Requirement: Quote the article below about Hmong-Americans in Minnesota in full, word for word.

Quoted passage:
[Start]

Originally published by The NY Times
They came as refugees from the jungles of Laos, an ethnic minority allied with American forces during the war in Vietnam. Beginning in the winter of 1975, thousands settled in frigid central Minnesota, and eventually became business owners, teachers and police officers —their versions of the American dream.
They are Hmong-Americans, and in the week since George Floyd died in police custody in Minneapolis, they have found themselves in the middle of a national conflagration over race that was bigger than many have seen in their lifetimes as Americans.
One of the police officers who stood by as Mr. Floyd was pressed to the ground was Hmong-American. So was the wife of Derek Chauvin, the officer who put his knee on Mr. Floyd’s neck, who last week filed for a divorce. A number of the businesses burned in the looting belonged to Hmong-Americans. The result has been a fraught descent into the nation’s battles over race and equality and a sense that, whether they want to or not, they have been drawn into the conflict.
“We came to this country with nothing,” said Gloria Wong, 50, whose building on University Avenue in St. Paul was badly damaged. “I have been working my whole life for my building. Now it just takes one or two persons to trash it. I feel very down right now. My heart is just aching all over.”
Ms. Wong said she had a fondness for police officers: Her uncle was one of the first Hmong-Americans to become one in the 1980s. But when she saw the video, she thought that Tou Thao, the officer who stood by during Mr. Floyd’s death, had acted wrongly.

[End]

Recorded information:
[Start]

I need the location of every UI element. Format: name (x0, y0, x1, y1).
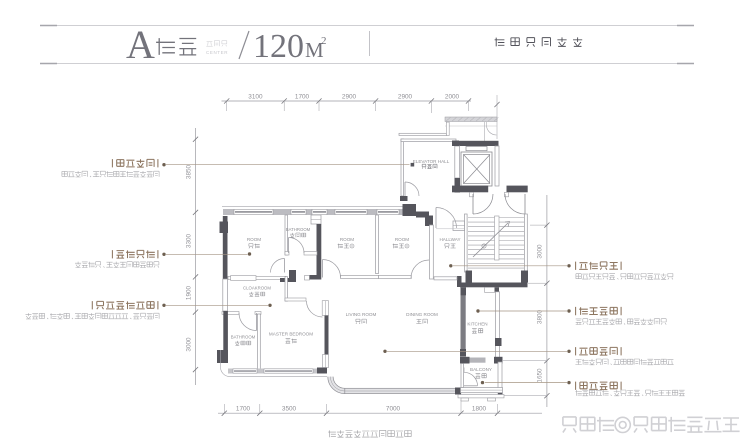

[End]

Response:
Originally published by The NY Times
They came as refugees from the jungles of Laos, an ethnic minority allied with American forces during the war in Vietnam. Beginning in the winter of 1975, thousands settled in frigid central Minnesota, and eventually became business owners, teachers and police officers —their versions of the American dream.
They are Hmong-Americans, and in the week since George Floyd died in police custody in Minneapolis, they have found themselves in the middle of a national conflagration over race that was bigger than many have seen in their lifetimes as Americans.
One of the police officers who stood by as Mr. Floyd was pressed to the ground was Hmong-American. So was the wife of Derek Chauvin, the officer who put his knee on Mr. Floyd’s neck, who last week filed for a divorce. A number of the businesses burned in the looting belonged to Hmong-Americans. The result has been a fraught descent into the nation’s battles over race and equality and a sense that, whether they want to or not, they have been drawn into the conflict.
“We came to this country with nothing,” said Gloria Wong, 50, whose building on University Avenue in St. Paul was badly damaged. “I have been working my whole life for my building. Now it just takes one or two persons to trash it. I feel very down right now. My heart is just aching all over.”
Ms. Wong said she had a fondness for police officers: Her uncle was one of the first Hmong-Americans to become one in the 1980s. But when she saw the video, she thought that Tou Thao, the officer who stood by during Mr. Floyd’s death, had acted wrongly.